[Exercise task] From the data that follows, copy every line holding the string "alpha".

Source data:
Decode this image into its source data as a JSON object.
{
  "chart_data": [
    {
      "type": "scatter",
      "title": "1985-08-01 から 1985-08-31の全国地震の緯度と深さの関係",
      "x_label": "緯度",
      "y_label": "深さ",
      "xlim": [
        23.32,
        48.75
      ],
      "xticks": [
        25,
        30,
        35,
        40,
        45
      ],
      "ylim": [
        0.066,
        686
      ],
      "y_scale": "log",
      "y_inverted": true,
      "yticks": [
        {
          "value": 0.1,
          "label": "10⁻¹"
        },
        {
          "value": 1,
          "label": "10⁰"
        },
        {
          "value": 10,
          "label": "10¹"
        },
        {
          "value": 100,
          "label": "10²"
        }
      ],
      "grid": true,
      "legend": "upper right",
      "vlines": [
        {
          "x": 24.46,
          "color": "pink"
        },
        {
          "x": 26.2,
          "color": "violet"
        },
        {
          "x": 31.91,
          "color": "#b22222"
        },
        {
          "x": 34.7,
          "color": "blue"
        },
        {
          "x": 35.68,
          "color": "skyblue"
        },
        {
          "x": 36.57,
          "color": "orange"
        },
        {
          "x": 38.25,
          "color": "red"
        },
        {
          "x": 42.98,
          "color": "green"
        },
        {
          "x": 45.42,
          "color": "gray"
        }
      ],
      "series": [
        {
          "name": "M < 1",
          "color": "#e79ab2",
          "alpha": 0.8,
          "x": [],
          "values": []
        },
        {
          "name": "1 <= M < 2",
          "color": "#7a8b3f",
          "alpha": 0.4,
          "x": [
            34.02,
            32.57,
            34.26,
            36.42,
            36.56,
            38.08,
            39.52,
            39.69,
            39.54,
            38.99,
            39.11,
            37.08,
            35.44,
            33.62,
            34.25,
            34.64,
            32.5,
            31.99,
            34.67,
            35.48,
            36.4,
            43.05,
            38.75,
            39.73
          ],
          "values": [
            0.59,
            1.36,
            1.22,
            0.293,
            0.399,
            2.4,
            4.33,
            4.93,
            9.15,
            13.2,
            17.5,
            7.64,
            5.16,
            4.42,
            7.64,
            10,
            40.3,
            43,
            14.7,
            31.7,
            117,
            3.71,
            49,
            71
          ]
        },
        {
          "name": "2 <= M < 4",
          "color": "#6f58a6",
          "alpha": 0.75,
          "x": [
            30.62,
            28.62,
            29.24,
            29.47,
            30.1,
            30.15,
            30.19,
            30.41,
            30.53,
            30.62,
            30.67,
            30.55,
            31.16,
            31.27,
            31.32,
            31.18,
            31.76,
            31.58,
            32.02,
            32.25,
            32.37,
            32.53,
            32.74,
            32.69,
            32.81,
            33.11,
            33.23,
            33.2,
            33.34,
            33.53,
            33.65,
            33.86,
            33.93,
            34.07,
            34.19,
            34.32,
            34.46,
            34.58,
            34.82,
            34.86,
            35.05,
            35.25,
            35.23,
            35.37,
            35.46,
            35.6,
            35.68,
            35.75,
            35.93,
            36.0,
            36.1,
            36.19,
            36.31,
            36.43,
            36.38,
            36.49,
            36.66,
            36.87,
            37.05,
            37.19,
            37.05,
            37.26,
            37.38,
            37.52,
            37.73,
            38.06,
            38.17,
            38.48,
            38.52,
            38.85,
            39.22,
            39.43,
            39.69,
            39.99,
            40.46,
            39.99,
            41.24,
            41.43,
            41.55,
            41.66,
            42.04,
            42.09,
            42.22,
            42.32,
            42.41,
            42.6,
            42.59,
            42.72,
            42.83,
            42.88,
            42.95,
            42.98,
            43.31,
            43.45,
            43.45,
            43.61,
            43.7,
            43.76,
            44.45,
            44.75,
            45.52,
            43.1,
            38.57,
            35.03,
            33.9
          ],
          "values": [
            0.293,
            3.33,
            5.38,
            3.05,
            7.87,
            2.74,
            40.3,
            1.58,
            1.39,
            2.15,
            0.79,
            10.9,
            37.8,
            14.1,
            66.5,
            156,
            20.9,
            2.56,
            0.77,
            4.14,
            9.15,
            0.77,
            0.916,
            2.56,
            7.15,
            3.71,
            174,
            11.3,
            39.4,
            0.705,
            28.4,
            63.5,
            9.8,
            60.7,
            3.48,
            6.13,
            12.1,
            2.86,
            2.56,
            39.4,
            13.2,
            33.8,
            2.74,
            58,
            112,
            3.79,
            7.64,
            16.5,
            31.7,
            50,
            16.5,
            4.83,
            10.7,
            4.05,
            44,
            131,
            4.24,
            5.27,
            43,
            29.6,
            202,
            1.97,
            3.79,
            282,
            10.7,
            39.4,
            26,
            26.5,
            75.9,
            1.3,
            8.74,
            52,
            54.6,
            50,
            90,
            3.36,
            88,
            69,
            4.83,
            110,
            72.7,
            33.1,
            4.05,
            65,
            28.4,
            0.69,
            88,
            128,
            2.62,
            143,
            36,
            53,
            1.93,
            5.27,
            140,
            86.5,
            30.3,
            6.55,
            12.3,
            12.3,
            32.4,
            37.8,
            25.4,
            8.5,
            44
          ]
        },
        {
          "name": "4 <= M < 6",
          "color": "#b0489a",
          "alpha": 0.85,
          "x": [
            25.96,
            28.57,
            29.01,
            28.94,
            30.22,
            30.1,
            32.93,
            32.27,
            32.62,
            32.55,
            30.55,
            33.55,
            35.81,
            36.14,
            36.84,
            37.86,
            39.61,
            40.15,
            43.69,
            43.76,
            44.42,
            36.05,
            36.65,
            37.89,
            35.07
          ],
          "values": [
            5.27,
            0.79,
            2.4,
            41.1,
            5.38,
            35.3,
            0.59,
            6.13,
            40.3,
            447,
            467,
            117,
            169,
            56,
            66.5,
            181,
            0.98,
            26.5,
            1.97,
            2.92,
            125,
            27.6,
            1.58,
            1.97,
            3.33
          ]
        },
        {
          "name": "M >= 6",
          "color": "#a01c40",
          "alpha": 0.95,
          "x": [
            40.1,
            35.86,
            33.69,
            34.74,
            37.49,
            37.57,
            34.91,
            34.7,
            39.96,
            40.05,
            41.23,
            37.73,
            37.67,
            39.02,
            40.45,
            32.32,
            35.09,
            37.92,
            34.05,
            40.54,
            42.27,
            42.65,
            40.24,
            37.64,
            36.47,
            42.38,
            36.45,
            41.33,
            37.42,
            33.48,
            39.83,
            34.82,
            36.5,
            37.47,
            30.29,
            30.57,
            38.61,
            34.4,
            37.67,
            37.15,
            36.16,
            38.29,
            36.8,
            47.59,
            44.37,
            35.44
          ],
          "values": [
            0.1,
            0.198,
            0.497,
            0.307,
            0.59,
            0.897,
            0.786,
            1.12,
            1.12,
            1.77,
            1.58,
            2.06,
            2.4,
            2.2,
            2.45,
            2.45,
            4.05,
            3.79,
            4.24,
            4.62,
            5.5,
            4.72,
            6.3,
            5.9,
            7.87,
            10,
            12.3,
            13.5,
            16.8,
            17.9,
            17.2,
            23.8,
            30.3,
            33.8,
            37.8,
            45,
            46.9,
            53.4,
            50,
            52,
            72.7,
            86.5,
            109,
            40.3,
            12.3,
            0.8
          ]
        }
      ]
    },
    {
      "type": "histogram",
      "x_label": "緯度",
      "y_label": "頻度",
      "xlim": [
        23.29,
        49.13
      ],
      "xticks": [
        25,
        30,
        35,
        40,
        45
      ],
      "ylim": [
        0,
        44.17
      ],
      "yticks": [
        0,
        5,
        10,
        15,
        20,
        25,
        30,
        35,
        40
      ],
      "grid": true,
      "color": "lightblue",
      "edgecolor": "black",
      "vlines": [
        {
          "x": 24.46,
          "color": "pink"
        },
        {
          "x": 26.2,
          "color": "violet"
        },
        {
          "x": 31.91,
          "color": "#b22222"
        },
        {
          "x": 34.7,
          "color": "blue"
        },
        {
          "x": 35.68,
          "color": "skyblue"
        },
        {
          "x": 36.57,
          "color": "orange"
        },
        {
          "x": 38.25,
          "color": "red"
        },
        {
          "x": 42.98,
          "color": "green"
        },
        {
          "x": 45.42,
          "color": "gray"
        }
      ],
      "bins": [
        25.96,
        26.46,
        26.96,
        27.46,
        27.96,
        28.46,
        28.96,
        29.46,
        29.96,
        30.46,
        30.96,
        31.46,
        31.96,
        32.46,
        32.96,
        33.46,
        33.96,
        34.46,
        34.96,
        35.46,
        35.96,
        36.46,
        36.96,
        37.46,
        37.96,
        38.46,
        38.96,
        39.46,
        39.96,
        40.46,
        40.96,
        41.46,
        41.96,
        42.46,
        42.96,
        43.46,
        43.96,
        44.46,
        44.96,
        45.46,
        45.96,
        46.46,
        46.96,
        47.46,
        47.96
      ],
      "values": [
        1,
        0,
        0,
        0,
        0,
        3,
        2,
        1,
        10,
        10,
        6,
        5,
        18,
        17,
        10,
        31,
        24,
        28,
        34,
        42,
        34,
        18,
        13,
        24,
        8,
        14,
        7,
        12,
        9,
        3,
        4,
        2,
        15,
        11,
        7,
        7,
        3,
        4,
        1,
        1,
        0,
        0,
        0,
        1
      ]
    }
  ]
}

[Task result]
          "alpha": 0.8,
          "alpha": 0.4,
          "alpha": 0.75,
          "alpha": 0.85,
          "alpha": 0.95,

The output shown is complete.